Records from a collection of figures
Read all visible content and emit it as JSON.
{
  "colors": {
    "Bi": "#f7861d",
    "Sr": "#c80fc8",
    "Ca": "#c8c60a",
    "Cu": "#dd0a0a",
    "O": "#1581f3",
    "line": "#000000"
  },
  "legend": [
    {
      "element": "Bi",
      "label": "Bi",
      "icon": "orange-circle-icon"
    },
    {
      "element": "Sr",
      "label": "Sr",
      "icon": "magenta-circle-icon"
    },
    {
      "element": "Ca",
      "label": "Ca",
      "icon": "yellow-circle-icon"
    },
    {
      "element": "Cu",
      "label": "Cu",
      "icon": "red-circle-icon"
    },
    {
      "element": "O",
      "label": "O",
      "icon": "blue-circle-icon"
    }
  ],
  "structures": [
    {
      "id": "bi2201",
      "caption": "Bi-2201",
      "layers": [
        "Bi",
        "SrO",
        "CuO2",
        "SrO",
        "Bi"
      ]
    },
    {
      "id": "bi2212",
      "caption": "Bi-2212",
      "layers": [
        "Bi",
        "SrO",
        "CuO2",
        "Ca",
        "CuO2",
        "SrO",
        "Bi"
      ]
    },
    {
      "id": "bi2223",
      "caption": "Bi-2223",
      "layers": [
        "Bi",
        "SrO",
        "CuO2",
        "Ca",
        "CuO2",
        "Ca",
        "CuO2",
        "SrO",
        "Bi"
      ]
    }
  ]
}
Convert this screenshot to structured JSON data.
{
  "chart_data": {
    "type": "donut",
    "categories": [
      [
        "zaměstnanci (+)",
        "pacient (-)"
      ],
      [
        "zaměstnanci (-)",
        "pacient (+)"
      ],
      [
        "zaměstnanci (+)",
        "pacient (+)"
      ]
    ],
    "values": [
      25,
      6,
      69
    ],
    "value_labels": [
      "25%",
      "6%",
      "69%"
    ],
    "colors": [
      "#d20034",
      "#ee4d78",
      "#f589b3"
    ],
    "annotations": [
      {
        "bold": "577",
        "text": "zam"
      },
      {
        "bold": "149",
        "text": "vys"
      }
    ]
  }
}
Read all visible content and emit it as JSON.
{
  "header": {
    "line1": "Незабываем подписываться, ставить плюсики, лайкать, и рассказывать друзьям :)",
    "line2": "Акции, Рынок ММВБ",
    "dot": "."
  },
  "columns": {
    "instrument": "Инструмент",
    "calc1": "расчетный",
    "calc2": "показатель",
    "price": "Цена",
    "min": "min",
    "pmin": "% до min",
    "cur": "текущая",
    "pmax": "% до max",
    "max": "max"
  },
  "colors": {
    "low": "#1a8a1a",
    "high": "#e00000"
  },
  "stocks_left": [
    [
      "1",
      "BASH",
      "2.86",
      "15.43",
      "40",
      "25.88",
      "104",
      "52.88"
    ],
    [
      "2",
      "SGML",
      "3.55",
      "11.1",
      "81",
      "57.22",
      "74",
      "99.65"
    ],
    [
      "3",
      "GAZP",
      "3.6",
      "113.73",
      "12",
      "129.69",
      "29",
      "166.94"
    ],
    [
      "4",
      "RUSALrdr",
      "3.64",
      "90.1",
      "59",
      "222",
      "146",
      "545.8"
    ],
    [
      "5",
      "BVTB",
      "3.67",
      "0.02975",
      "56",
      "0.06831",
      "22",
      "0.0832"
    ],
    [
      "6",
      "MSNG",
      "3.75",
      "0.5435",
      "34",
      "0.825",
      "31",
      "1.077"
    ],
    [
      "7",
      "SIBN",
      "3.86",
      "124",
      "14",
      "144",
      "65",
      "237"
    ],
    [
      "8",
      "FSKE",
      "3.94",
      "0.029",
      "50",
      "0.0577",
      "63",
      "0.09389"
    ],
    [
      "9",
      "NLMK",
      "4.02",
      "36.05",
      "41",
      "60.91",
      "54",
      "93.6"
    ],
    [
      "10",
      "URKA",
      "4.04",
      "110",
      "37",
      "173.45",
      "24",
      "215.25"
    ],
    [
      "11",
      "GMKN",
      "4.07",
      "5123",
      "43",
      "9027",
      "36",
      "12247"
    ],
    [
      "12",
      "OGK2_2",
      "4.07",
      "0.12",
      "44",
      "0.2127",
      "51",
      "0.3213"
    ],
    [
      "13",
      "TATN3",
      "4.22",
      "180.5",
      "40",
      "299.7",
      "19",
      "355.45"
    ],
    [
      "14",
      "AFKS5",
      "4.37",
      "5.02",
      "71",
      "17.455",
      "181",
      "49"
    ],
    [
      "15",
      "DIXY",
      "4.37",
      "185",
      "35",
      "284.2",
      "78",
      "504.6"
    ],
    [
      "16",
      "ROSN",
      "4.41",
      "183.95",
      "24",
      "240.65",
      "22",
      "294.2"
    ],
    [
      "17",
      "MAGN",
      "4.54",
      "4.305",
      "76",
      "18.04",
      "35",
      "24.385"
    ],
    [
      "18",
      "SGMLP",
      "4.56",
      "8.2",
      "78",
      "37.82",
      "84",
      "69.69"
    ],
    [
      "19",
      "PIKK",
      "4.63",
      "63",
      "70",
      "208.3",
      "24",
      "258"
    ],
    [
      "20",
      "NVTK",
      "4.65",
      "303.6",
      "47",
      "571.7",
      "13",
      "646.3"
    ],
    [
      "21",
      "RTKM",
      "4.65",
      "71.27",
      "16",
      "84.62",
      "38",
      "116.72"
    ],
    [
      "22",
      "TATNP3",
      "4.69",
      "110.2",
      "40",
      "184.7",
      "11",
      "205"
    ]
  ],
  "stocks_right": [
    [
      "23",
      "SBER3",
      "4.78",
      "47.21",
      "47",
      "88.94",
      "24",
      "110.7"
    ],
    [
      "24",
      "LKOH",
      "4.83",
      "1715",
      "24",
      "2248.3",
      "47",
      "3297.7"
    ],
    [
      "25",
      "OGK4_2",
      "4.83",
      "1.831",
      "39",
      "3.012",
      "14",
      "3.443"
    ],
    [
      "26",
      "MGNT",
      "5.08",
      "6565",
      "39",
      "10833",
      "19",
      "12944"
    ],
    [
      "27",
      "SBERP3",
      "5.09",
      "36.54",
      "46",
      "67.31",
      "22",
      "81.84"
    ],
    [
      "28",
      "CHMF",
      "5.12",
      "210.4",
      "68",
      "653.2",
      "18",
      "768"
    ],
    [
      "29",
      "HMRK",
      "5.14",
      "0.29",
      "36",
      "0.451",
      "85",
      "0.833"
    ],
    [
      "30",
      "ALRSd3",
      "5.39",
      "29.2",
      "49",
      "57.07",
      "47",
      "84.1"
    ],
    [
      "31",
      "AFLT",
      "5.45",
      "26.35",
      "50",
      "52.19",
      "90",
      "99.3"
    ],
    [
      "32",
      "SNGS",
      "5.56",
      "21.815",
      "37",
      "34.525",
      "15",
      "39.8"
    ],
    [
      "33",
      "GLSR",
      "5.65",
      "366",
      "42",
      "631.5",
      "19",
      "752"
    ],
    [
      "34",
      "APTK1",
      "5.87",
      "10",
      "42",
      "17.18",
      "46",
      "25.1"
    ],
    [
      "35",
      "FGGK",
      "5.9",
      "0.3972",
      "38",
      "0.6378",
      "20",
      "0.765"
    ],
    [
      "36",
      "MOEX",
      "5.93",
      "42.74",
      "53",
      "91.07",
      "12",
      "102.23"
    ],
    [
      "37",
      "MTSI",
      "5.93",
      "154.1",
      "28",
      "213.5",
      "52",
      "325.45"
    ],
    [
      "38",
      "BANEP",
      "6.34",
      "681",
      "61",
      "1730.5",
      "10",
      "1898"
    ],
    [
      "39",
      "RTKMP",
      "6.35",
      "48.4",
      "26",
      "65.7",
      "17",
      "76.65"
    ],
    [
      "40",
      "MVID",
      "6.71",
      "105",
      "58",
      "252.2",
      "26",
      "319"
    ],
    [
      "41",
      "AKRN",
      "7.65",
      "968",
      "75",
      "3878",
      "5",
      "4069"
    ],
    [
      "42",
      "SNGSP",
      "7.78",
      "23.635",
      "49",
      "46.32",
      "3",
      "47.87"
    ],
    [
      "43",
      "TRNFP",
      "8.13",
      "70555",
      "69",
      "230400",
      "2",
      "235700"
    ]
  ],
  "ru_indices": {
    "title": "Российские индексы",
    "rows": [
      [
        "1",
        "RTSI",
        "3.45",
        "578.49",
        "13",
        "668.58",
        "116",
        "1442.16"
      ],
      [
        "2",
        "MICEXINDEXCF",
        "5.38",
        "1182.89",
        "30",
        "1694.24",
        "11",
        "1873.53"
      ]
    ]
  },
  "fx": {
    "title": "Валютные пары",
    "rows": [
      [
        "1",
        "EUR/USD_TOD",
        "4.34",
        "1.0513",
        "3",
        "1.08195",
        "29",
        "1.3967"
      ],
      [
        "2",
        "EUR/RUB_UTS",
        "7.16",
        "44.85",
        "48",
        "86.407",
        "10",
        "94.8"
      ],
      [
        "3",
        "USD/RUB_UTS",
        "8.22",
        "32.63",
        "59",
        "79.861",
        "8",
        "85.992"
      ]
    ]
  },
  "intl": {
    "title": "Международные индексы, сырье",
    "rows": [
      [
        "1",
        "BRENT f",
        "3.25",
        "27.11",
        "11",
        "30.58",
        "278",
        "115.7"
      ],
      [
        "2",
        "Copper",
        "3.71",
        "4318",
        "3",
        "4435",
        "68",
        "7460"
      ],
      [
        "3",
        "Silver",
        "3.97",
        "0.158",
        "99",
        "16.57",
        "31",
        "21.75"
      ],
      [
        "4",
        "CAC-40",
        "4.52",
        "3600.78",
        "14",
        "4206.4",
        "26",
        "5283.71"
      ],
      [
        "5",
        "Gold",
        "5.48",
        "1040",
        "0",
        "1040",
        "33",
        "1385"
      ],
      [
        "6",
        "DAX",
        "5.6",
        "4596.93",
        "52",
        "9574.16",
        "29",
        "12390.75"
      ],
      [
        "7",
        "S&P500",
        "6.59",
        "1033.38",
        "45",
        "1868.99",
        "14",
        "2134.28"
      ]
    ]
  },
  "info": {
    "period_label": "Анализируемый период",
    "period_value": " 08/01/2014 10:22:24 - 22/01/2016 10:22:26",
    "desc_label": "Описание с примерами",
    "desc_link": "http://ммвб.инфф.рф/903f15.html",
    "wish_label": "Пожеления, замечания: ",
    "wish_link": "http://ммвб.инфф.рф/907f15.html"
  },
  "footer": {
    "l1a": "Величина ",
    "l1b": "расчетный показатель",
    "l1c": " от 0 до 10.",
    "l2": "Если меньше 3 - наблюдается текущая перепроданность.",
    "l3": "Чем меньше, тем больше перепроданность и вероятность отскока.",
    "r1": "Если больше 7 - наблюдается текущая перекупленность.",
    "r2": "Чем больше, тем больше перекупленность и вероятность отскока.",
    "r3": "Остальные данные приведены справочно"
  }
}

● What to produce: Pick out every line with the string "показатель" and copy it.

● Complete response:
    "calc2": "показатель",
    "l1b": "расчетный показатель",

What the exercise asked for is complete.